Aim of the exercise: Quote the whole listing word for word. Do not include the pictures.

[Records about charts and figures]
— begin —
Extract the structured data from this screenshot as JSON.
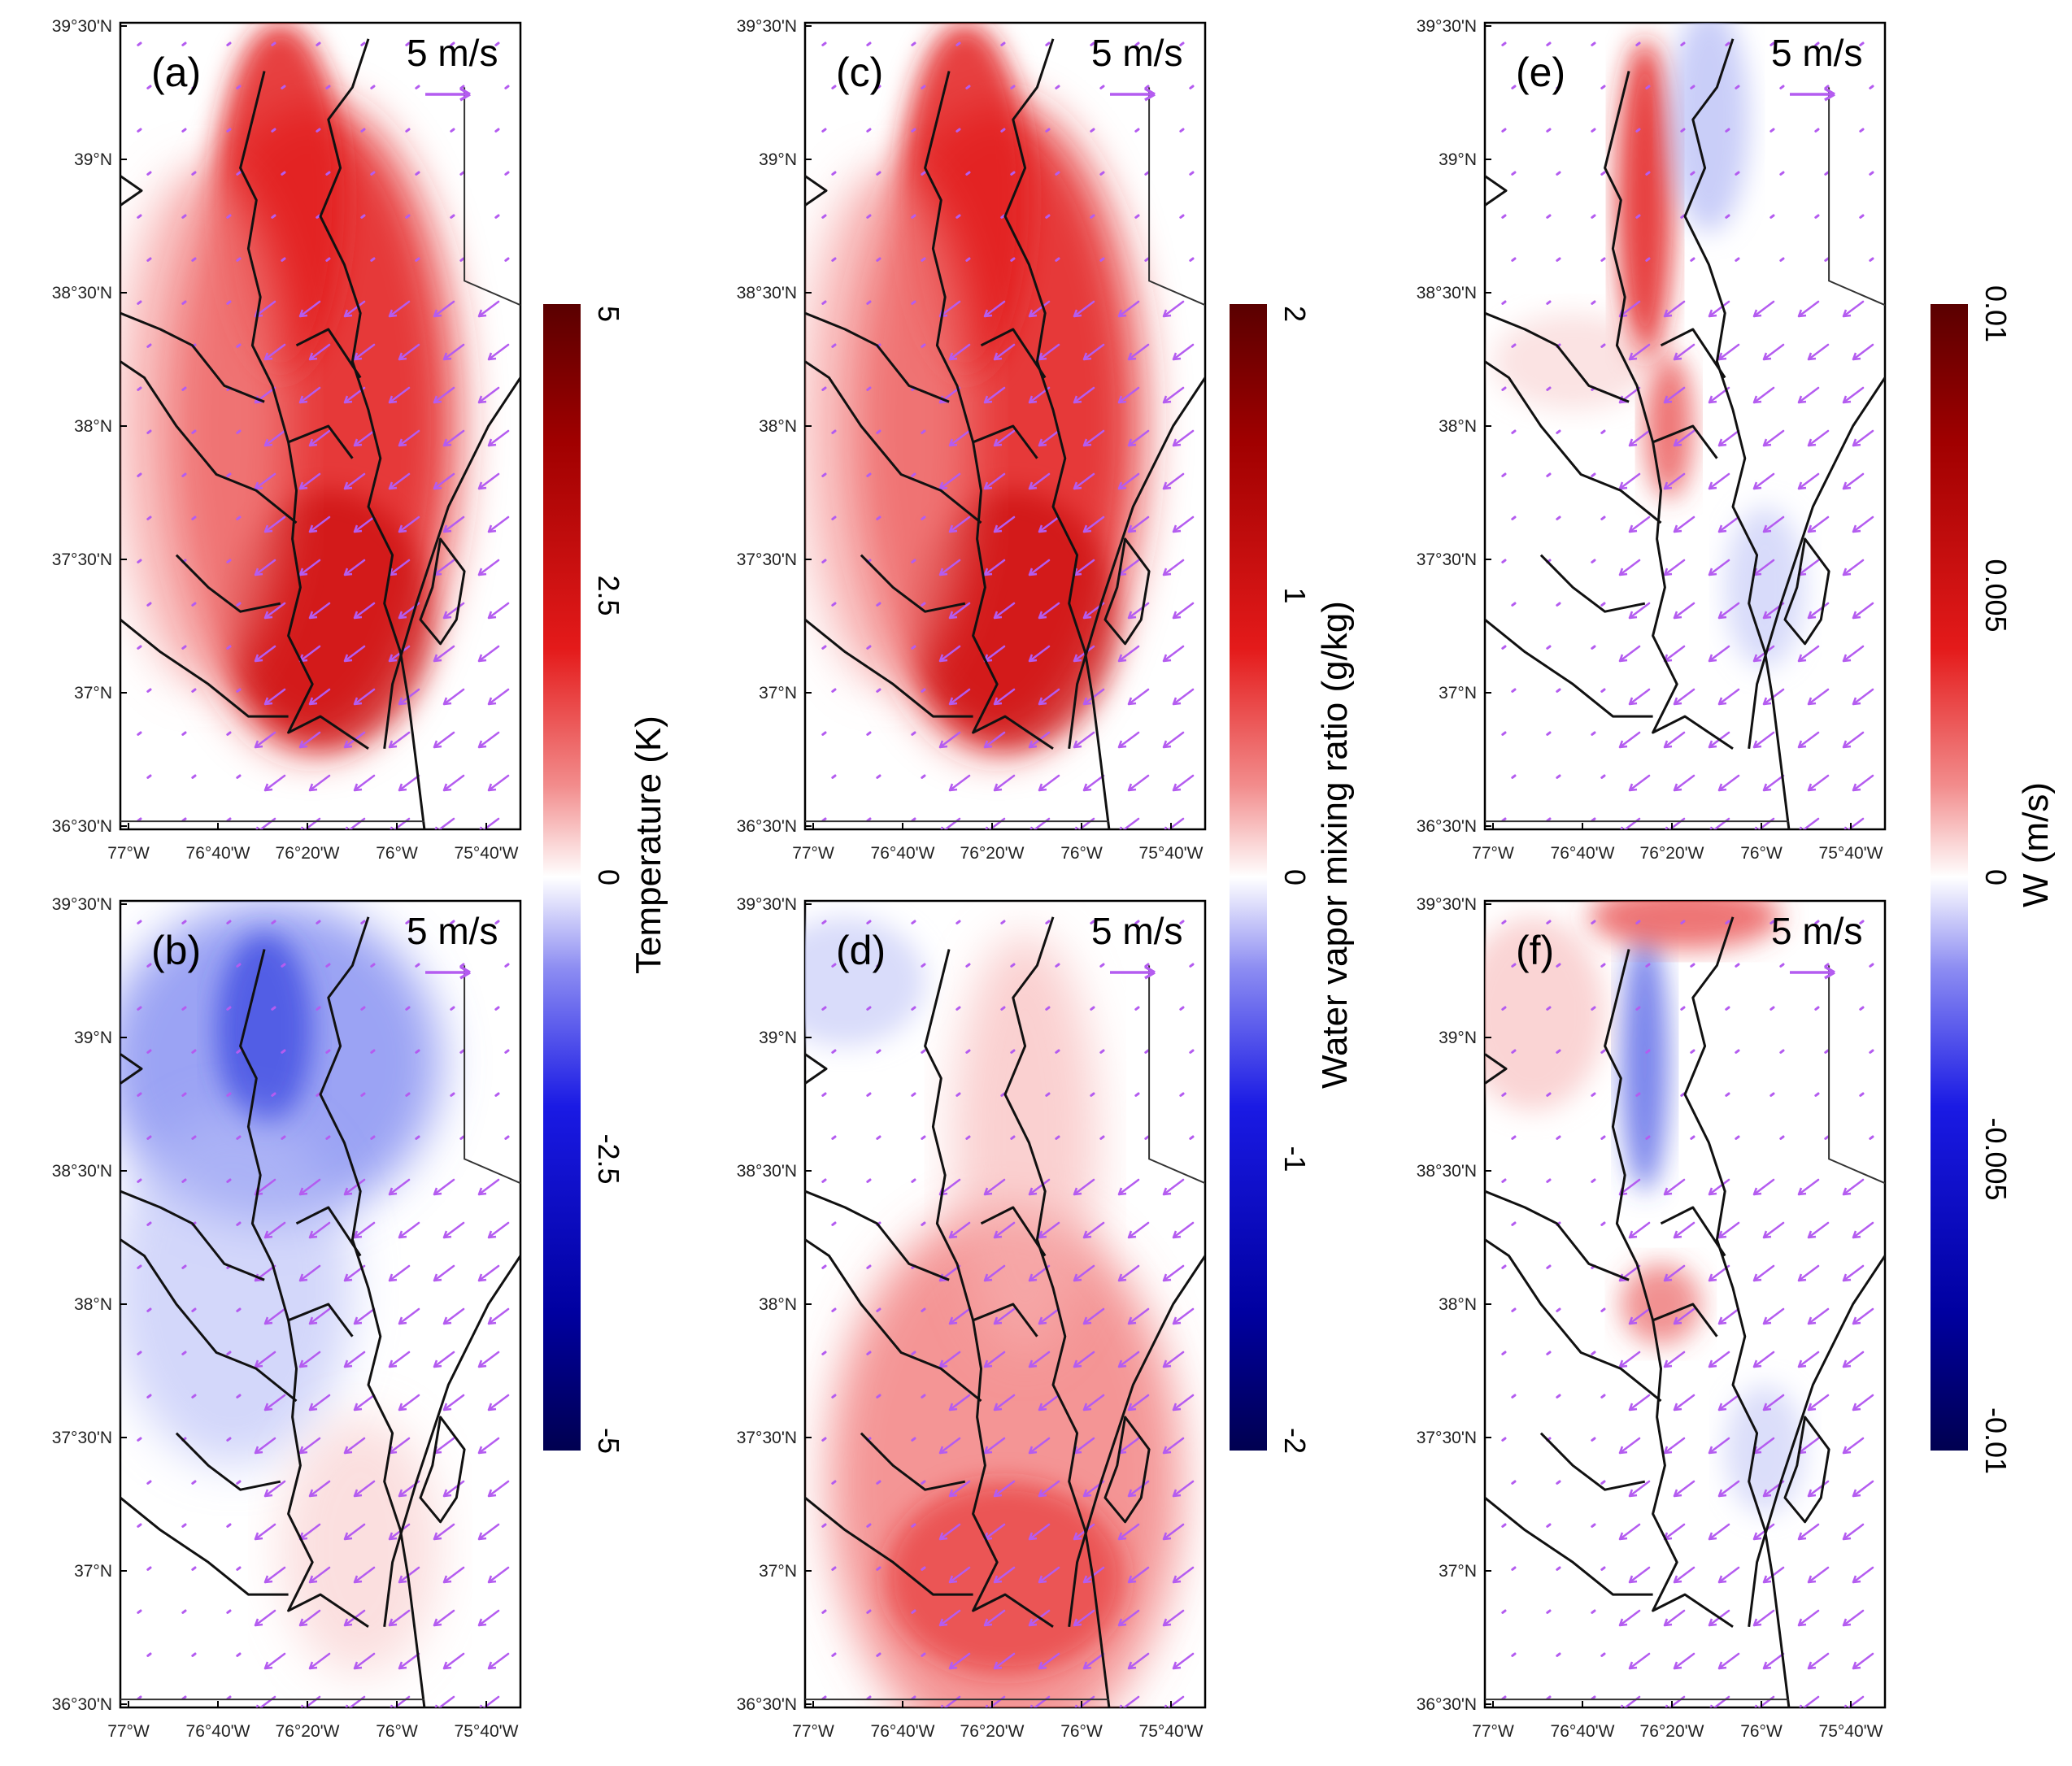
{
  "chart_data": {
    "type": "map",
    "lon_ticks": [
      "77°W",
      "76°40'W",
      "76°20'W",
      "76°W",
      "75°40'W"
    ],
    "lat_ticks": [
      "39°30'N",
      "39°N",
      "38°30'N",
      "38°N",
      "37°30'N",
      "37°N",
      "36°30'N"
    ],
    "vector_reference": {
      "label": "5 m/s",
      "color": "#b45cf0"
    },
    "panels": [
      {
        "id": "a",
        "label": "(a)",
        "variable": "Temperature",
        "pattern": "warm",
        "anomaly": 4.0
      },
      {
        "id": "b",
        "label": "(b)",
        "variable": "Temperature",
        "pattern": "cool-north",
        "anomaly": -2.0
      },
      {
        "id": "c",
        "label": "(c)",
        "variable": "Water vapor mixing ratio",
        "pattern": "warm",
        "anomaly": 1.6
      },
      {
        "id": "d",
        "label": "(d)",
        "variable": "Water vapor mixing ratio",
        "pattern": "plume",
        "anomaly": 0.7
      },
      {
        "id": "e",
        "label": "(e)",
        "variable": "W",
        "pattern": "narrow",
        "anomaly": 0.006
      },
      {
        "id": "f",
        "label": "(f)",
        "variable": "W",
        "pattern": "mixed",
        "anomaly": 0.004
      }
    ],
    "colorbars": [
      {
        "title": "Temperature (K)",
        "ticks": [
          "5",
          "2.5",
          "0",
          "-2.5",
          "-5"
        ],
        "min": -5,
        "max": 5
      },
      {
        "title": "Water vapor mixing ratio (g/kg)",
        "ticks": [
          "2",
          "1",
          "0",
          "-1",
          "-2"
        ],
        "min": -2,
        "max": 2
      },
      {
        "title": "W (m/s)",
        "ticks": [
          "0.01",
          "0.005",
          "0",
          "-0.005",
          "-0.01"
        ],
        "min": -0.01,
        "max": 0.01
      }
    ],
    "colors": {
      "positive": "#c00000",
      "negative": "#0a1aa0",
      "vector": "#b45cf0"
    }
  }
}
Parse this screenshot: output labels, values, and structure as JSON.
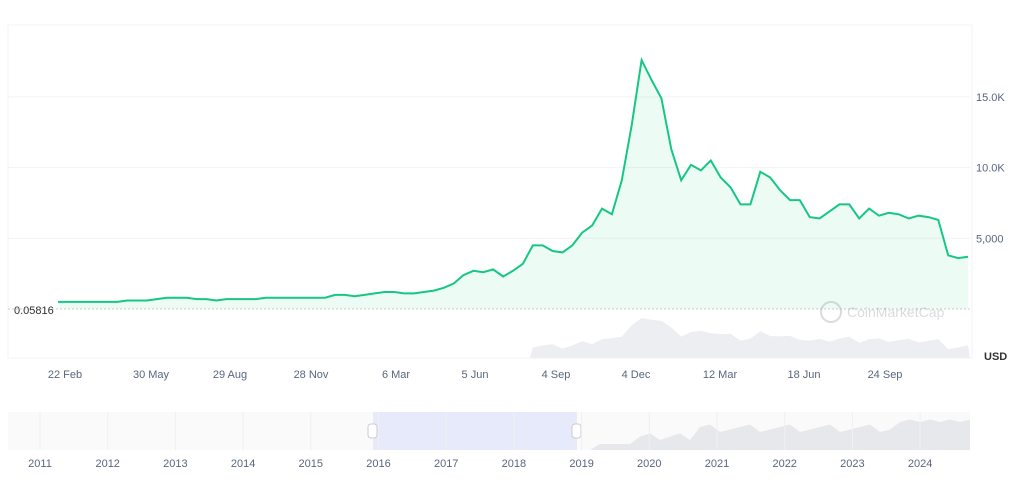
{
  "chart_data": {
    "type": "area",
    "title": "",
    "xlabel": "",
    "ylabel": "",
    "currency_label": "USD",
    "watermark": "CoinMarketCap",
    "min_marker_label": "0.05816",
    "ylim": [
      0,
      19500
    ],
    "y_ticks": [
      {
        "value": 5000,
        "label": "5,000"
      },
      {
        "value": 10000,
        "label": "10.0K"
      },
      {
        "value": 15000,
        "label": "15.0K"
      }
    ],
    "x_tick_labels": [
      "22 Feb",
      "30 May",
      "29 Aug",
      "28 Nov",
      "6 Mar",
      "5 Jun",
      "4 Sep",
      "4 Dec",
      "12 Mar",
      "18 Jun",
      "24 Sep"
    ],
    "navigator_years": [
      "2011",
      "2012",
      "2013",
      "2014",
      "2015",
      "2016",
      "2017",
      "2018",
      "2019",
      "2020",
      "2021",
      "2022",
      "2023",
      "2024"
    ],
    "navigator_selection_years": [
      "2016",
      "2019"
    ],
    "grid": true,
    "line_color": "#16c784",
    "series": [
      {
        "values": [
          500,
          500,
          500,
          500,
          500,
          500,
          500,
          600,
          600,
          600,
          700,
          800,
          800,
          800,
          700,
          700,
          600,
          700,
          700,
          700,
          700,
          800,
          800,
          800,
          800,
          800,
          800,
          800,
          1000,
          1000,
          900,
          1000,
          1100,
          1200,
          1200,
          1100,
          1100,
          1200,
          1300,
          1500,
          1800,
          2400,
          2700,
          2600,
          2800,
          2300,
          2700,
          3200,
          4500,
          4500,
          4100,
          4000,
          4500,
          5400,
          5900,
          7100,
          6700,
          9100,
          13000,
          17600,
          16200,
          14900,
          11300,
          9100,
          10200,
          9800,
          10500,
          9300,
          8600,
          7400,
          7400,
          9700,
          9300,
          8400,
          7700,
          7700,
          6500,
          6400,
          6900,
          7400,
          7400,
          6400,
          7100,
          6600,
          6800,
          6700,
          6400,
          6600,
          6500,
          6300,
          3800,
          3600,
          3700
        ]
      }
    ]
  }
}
— end —
Finished answer:
Extract the structured data from this screenshot as JSON.
{
  "chart_data": {
    "type": "map",
    "lon_ticks": [
      "77°W",
      "76°40'W",
      "76°20'W",
      "76°W",
      "75°40'W"
    ],
    "lat_ticks": [
      "39°30'N",
      "39°N",
      "38°30'N",
      "38°N",
      "37°30'N",
      "37°N",
      "36°30'N"
    ],
    "vector_reference": {
      "label": "5 m/s",
      "color": "#b45cf0"
    },
    "panels": [
      {
        "id": "a",
        "label": "(a)",
        "variable": "Temperature",
        "pattern": "warm",
        "anomaly": 4.0
      },
      {
        "id": "b",
        "label": "(b)",
        "variable": "Temperature",
        "pattern": "cool-north",
        "anomaly": -2.0
      },
      {
        "id": "c",
        "label": "(c)",
        "variable": "Water vapor mixing ratio",
        "pattern": "warm",
        "anomaly": 1.6
      },
      {
        "id": "d",
        "label": "(d)",
        "variable": "Water vapor mixing ratio",
        "pattern": "plume",
        "anomaly": 0.7
      },
      {
        "id": "e",
        "label": "(e)",
        "variable": "W",
        "pattern": "narrow",
        "anomaly": 0.006
      },
      {
        "id": "f",
        "label": "(f)",
        "variable": "W",
        "pattern": "mixed",
        "anomaly": 0.004
      }
    ],
    "colorbars": [
      {
        "title": "Temperature (K)",
        "ticks": [
          "5",
          "2.5",
          "0",
          "-2.5",
          "-5"
        ],
        "min": -5,
        "max": 5
      },
      {
        "title": "Water vapor mixing ratio (g/kg)",
        "ticks": [
          "2",
          "1",
          "0",
          "-1",
          "-2"
        ],
        "min": -2,
        "max": 2
      },
      {
        "title": "W (m/s)",
        "ticks": [
          "0.01",
          "0.005",
          "0",
          "-0.005",
          "-0.01"
        ],
        "min": -0.01,
        "max": 0.01
      }
    ],
    "colors": {
      "positive": "#c00000",
      "negative": "#0a1aa0",
      "vector": "#b45cf0"
    }
  }
}
Parse this screenshot: output labels, values, and structure as JSON.
{
  "chart_data": {
    "type": "area",
    "title": "",
    "xlabel": "",
    "ylabel": "",
    "currency_label": "USD",
    "watermark": "CoinMarketCap",
    "min_marker_label": "0.05816",
    "ylim": [
      0,
      19500
    ],
    "y_ticks": [
      {
        "value": 5000,
        "label": "5,000"
      },
      {
        "value": 10000,
        "label": "10.0K"
      },
      {
        "value": 15000,
        "label": "15.0K"
      }
    ],
    "x_tick_labels": [
      "22 Feb",
      "30 May",
      "29 Aug",
      "28 Nov",
      "6 Mar",
      "5 Jun",
      "4 Sep",
      "4 Dec",
      "12 Mar",
      "18 Jun",
      "24 Sep"
    ],
    "navigator_years": [
      "2011",
      "2012",
      "2013",
      "2014",
      "2015",
      "2016",
      "2017",
      "2018",
      "2019",
      "2020",
      "2021",
      "2022",
      "2023",
      "2024"
    ],
    "navigator_selection_years": [
      "2016",
      "2019"
    ],
    "grid": true,
    "line_color": "#16c784",
    "series": [
      {
        "values": [
          500,
          500,
          500,
          500,
          500,
          500,
          500,
          600,
          600,
          600,
          700,
          800,
          800,
          800,
          700,
          700,
          600,
          700,
          700,
          700,
          700,
          800,
          800,
          800,
          800,
          800,
          800,
          800,
          1000,
          1000,
          900,
          1000,
          1100,
          1200,
          1200,
          1100,
          1100,
          1200,
          1300,
          1500,
          1800,
          2400,
          2700,
          2600,
          2800,
          2300,
          2700,
          3200,
          4500,
          4500,
          4100,
          4000,
          4500,
          5400,
          5900,
          7100,
          6700,
          9100,
          13000,
          17600,
          16200,
          14900,
          11300,
          9100,
          10200,
          9800,
          10500,
          9300,
          8600,
          7400,
          7400,
          9700,
          9300,
          8400,
          7700,
          7700,
          6500,
          6400,
          6900,
          7400,
          7400,
          6400,
          7100,
          6600,
          6800,
          6700,
          6400,
          6600,
          6500,
          6300,
          3800,
          3600,
          3700
        ]
      }
    ]
  }
}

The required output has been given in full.